Supplied data =
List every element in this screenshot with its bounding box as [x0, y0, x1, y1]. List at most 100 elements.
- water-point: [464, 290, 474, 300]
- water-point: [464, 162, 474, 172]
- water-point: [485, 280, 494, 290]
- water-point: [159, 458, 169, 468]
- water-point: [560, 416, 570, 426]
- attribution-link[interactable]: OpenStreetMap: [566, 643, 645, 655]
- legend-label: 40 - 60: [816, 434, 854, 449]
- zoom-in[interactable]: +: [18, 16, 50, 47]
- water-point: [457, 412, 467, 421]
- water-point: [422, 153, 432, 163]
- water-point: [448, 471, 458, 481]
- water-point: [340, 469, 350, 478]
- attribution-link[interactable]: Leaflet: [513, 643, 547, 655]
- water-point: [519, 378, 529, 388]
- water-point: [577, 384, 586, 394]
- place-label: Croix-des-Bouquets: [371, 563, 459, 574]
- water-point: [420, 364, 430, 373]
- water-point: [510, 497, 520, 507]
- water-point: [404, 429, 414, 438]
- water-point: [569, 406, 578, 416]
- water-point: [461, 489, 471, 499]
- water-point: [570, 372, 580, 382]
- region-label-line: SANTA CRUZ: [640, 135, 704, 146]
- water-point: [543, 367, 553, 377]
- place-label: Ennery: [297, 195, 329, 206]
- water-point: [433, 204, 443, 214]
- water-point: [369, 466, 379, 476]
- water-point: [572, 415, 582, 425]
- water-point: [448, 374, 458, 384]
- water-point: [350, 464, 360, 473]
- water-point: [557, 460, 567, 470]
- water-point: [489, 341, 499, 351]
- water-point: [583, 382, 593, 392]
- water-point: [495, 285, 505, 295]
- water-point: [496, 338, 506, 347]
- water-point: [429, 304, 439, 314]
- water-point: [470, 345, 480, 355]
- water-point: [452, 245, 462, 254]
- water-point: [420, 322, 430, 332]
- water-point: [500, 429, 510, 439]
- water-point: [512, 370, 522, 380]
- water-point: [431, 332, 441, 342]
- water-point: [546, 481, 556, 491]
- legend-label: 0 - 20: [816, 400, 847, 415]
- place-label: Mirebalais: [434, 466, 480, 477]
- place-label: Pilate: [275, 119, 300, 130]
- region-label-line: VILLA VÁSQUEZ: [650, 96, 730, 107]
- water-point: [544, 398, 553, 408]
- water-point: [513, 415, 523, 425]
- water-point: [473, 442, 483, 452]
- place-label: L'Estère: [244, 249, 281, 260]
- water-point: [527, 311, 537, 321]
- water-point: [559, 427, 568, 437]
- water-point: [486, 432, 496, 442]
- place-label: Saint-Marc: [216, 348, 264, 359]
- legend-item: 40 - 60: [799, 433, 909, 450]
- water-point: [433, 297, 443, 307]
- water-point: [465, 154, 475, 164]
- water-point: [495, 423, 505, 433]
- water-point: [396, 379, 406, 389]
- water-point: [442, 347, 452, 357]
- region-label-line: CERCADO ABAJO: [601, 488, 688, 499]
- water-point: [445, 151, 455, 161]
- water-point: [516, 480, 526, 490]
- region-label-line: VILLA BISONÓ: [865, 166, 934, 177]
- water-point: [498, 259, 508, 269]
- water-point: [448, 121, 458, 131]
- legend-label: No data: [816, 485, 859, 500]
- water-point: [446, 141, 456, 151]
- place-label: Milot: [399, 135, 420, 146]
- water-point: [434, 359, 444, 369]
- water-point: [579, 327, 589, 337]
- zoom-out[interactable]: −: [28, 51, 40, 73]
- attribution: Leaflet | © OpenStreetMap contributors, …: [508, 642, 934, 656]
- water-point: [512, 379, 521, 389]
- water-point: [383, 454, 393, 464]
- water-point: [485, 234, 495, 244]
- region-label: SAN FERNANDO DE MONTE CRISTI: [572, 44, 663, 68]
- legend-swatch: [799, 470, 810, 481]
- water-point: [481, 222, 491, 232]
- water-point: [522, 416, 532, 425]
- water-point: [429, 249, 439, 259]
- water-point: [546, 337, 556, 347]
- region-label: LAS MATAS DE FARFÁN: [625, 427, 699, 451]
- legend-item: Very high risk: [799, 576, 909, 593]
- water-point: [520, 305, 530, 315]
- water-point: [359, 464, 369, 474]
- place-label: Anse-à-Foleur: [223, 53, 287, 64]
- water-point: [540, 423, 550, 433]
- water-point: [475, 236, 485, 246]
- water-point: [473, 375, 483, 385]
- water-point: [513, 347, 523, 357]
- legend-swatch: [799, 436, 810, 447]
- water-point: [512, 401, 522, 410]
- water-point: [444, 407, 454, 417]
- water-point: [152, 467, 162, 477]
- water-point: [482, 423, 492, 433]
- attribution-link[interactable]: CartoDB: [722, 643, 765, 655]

...

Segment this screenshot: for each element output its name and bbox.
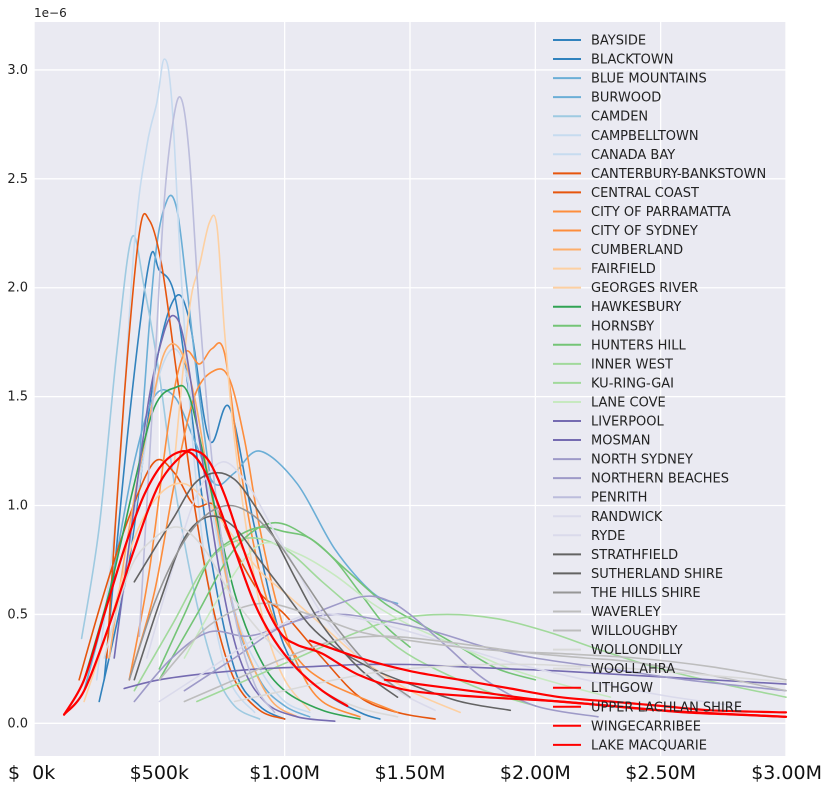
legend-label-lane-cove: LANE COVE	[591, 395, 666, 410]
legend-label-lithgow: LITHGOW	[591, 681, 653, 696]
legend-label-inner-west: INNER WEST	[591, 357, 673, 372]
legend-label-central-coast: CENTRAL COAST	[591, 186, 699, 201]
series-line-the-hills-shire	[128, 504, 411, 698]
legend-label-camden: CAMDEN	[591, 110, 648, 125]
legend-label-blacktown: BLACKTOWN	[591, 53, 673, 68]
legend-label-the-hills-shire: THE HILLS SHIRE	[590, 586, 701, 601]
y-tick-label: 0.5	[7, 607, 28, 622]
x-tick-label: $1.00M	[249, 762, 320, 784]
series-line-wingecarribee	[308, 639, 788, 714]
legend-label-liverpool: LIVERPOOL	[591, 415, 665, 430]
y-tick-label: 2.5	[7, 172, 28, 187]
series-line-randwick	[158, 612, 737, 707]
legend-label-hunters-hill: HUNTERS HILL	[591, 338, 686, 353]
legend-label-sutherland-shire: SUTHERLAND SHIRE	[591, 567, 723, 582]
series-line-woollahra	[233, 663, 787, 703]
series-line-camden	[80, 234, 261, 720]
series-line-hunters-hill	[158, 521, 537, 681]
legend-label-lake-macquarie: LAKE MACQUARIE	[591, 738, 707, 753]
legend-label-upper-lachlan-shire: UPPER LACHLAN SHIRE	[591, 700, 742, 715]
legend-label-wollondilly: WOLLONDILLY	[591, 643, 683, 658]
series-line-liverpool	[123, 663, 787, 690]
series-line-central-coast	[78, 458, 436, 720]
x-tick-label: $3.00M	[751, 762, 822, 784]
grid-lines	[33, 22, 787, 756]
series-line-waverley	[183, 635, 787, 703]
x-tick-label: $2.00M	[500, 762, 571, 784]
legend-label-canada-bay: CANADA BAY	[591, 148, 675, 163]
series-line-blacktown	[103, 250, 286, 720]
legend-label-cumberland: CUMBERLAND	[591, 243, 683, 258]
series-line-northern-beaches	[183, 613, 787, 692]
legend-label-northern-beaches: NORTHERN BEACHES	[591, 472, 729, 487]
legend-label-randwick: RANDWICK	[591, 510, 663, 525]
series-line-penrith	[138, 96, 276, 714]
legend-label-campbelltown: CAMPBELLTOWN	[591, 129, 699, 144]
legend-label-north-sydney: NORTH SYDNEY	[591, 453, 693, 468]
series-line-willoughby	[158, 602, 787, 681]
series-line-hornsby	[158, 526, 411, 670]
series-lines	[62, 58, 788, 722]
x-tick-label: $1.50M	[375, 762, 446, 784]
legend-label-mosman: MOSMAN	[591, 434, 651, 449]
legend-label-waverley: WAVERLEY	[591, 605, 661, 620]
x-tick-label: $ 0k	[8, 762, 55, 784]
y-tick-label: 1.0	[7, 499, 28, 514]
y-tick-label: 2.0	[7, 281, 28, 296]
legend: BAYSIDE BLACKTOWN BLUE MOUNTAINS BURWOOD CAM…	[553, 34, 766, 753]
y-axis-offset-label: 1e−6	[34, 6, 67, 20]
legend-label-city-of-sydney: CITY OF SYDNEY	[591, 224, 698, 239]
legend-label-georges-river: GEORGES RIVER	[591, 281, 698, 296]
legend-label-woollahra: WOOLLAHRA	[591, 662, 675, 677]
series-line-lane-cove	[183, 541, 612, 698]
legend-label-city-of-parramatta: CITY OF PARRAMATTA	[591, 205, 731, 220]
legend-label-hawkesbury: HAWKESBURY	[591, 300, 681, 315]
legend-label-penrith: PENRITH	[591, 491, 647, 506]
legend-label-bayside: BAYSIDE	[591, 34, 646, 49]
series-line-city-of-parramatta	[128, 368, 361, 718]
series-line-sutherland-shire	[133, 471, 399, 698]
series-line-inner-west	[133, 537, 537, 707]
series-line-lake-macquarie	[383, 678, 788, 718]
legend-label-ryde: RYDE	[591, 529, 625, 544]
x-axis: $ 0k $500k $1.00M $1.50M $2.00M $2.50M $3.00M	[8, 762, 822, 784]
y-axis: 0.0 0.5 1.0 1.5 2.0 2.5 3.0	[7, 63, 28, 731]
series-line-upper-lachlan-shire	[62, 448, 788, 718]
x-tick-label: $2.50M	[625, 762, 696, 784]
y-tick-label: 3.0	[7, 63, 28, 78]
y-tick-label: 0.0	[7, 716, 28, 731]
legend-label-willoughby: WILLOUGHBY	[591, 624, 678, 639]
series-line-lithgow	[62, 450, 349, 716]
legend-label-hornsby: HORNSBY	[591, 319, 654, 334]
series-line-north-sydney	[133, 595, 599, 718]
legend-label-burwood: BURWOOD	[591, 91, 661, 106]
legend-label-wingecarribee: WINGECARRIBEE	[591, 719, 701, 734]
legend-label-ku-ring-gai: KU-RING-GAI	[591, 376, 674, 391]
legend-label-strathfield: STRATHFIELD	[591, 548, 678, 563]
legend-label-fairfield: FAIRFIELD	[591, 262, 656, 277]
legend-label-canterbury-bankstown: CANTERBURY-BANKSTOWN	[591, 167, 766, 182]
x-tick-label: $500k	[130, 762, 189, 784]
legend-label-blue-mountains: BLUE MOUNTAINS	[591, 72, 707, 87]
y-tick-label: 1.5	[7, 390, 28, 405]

---

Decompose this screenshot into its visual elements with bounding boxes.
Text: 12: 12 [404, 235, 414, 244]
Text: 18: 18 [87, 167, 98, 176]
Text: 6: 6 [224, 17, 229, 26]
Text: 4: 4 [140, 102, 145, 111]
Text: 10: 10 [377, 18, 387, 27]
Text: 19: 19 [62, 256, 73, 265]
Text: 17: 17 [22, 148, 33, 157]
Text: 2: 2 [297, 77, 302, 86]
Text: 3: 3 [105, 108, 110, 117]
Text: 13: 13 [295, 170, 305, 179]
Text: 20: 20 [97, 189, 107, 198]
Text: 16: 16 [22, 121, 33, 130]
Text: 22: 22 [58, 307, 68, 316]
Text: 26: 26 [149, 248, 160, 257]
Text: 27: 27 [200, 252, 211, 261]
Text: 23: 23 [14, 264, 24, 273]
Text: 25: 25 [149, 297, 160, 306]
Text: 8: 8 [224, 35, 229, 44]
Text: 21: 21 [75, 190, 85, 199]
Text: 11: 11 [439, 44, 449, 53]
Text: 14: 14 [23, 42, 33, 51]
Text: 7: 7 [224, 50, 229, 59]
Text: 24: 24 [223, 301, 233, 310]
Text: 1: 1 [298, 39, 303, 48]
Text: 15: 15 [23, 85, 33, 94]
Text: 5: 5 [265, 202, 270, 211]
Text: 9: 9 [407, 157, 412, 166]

Exercise requirements =
Please quote the listing above word for word, starting at the line that contains "List every element" and ending after the line that contains "- water-point: [448, 471, 458, 481]".

The reply =
List every element in this screenshot with its bounding box as [x0, y0, x1, y1]. List at most 100 elements.
- water-point: [464, 290, 474, 300]
- water-point: [464, 162, 474, 172]
- water-point: [485, 280, 494, 290]
- water-point: [159, 458, 169, 468]
- water-point: [560, 416, 570, 426]
- attribution-link[interactable]: OpenStreetMap: [566, 643, 645, 655]
- legend-label: 40 - 60: [816, 434, 854, 449]
- zoom-in[interactable]: +: [18, 16, 50, 47]
- water-point: [457, 412, 467, 421]
- water-point: [422, 153, 432, 163]
- water-point: [448, 471, 458, 481]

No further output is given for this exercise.